TASK GOAL. The records below hold pictures; please leave those out and retype the rest exactly.

— START STORED ROWS —

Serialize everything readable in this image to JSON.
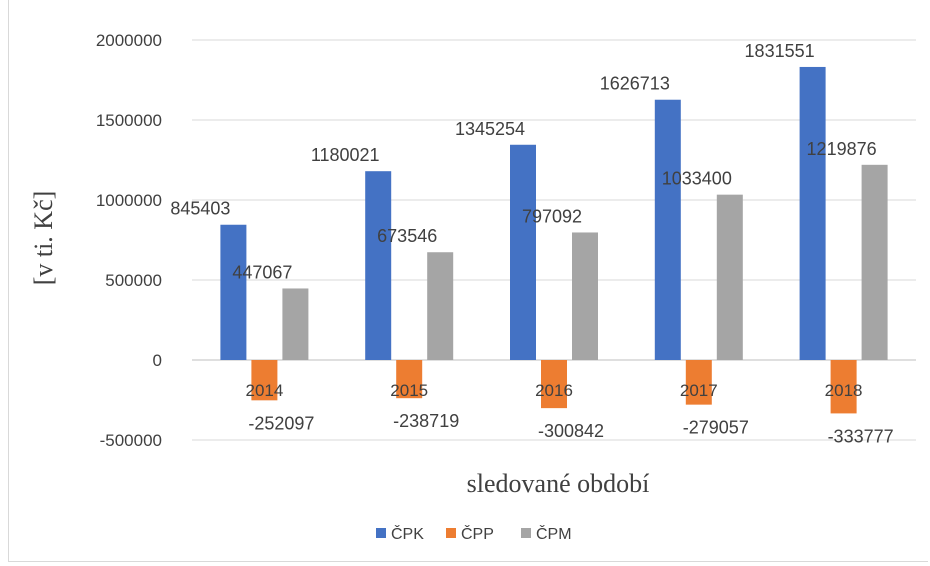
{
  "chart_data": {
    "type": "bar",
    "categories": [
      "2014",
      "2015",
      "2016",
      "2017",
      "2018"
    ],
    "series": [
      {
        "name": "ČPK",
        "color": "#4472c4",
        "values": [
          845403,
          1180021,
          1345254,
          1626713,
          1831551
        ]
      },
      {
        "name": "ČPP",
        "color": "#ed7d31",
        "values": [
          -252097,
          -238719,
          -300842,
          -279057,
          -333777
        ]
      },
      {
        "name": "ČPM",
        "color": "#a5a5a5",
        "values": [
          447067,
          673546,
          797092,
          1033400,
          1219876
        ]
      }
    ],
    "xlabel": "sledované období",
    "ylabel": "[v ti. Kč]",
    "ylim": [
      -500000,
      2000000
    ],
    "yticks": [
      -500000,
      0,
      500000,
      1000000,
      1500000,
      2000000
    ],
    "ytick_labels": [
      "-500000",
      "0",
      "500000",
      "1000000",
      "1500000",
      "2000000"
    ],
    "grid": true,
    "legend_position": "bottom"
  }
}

— END STORED ROWS —

THE OUTPUT.
Serialize everything readable in this image to JSON.
{
  "chart_data": {
    "type": "bar",
    "categories": [
      "2014",
      "2015",
      "2016",
      "2017",
      "2018"
    ],
    "series": [
      {
        "name": "ČPK",
        "color": "#4472c4",
        "values": [
          845403,
          1180021,
          1345254,
          1626713,
          1831551
        ]
      },
      {
        "name": "ČPP",
        "color": "#ed7d31",
        "values": [
          -252097,
          -238719,
          -300842,
          -279057,
          -333777
        ]
      },
      {
        "name": "ČPM",
        "color": "#a5a5a5",
        "values": [
          447067,
          673546,
          797092,
          1033400,
          1219876
        ]
      }
    ],
    "xlabel": "sledované období",
    "ylabel": "[v ti. Kč]",
    "ylim": [
      -500000,
      2000000
    ],
    "yticks": [
      -500000,
      0,
      500000,
      1000000,
      1500000,
      2000000
    ],
    "ytick_labels": [
      "-500000",
      "0",
      "500000",
      "1000000",
      "1500000",
      "2000000"
    ],
    "grid": true,
    "legend_position": "bottom"
  }
}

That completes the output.